◆ RECORDS PROVIDED ◆
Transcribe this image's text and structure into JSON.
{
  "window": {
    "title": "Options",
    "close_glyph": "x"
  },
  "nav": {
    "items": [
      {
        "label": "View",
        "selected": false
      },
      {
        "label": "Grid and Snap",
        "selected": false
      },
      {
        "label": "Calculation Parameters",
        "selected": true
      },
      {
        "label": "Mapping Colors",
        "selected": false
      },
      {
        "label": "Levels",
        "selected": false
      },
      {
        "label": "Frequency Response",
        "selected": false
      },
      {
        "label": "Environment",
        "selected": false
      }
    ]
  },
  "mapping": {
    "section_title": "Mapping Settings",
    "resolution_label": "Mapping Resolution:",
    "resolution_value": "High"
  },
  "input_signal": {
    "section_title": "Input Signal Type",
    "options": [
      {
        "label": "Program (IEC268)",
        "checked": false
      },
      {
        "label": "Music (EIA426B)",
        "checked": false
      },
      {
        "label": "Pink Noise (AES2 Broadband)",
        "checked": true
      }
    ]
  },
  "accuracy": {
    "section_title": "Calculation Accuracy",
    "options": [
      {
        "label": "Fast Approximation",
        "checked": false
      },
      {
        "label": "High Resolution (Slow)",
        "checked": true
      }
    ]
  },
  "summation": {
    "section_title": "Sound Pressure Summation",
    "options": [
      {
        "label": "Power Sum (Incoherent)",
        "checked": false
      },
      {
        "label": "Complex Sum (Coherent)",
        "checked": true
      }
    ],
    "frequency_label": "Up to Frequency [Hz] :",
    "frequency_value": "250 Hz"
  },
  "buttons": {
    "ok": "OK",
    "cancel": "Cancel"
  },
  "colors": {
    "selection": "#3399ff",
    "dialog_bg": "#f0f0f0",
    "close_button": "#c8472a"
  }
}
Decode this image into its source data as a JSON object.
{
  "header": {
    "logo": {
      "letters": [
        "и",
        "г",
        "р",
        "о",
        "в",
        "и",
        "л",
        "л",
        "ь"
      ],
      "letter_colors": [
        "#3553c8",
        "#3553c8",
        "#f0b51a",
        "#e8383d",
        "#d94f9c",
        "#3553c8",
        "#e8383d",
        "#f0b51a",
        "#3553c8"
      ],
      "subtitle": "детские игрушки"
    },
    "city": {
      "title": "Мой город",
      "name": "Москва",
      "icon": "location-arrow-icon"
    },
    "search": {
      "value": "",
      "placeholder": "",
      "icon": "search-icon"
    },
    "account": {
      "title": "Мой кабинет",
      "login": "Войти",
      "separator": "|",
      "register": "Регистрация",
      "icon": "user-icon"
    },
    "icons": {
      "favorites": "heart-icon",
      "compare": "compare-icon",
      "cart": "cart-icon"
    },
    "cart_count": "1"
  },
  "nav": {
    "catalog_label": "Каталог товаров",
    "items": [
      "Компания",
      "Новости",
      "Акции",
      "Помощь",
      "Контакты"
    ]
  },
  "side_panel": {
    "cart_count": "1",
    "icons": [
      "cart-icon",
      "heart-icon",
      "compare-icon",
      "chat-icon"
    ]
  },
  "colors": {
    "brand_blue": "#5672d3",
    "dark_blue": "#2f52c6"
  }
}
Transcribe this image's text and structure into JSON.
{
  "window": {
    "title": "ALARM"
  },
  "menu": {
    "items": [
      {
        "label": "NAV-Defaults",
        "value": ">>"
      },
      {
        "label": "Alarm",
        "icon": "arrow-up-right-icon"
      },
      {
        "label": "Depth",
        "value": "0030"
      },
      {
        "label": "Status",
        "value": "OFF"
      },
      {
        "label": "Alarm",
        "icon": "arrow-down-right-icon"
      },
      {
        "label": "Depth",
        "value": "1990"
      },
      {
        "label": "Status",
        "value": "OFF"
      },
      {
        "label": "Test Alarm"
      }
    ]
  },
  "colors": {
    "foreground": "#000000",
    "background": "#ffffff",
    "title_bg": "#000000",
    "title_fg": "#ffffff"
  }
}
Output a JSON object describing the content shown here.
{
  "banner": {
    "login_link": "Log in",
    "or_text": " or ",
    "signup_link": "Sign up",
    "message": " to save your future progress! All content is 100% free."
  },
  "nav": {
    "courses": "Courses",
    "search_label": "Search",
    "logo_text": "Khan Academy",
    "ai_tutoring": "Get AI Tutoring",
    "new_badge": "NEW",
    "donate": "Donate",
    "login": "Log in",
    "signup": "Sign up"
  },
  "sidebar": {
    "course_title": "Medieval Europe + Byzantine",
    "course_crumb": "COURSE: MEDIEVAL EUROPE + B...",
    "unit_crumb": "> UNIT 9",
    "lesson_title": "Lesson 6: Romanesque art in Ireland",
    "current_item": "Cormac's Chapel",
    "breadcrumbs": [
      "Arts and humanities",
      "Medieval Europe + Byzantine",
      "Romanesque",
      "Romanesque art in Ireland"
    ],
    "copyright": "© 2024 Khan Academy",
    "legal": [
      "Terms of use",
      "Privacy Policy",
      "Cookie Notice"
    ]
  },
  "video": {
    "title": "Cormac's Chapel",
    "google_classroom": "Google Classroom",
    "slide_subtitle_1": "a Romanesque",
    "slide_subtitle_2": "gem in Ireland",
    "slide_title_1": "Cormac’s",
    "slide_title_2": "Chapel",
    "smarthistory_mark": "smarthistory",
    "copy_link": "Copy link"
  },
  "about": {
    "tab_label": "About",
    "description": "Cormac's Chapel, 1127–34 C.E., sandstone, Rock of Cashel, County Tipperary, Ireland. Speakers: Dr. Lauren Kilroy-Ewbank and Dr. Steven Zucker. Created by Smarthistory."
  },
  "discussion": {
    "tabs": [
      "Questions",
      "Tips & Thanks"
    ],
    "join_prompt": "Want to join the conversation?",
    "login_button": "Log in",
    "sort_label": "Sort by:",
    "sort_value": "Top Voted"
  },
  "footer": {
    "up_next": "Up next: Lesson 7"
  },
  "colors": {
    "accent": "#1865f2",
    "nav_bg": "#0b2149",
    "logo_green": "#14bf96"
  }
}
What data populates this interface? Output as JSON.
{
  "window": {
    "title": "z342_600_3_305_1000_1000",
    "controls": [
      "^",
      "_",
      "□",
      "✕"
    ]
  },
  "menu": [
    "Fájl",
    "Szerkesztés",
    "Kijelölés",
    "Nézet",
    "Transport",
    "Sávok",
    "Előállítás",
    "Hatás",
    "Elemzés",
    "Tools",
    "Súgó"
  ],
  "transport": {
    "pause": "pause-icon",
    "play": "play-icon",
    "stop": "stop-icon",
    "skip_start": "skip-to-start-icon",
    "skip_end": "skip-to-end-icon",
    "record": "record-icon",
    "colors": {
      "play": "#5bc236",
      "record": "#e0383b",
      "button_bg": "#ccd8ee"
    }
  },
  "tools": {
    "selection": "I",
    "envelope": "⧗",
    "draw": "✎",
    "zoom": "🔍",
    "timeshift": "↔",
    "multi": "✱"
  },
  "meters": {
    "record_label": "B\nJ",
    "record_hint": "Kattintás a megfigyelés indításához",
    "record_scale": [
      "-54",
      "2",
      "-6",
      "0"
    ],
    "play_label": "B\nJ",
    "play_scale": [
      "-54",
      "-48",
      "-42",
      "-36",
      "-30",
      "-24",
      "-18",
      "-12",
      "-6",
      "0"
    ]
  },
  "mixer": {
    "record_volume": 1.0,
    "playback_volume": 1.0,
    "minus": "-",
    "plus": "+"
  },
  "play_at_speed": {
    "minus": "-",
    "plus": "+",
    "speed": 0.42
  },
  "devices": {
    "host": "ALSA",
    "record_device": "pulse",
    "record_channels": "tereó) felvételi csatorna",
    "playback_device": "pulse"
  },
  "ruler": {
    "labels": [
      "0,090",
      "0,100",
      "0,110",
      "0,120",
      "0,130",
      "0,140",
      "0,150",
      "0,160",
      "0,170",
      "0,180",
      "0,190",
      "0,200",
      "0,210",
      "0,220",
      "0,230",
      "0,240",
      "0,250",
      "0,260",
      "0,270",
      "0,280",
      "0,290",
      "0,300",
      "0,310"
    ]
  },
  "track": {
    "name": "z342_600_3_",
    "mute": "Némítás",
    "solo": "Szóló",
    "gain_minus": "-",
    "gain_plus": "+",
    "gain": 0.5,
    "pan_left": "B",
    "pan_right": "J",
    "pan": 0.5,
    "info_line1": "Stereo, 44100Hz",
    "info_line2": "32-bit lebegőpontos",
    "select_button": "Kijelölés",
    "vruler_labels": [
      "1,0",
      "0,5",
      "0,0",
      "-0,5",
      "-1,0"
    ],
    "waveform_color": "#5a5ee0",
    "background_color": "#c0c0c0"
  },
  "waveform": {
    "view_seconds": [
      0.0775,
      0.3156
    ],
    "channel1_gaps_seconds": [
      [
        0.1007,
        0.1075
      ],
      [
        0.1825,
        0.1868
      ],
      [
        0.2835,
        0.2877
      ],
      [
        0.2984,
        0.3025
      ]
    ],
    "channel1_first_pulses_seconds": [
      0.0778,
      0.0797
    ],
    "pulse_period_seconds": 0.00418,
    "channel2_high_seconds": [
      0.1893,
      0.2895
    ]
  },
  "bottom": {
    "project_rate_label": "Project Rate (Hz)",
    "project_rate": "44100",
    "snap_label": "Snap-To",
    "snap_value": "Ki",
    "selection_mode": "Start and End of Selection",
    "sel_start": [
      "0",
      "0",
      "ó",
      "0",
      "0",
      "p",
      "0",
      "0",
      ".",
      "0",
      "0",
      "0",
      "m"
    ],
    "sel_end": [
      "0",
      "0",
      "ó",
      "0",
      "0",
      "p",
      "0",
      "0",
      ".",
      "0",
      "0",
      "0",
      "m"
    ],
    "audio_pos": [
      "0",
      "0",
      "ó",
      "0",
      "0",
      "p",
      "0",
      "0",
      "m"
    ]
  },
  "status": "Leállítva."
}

◆ WHAT THE TASK REQUIRES ◆
Select all lines in the listing that include the word "Calculation".

◆ TASK ANSWER ◆
        "label": "Calculation Parameters",
    "section_title": "Calculation Accuracy",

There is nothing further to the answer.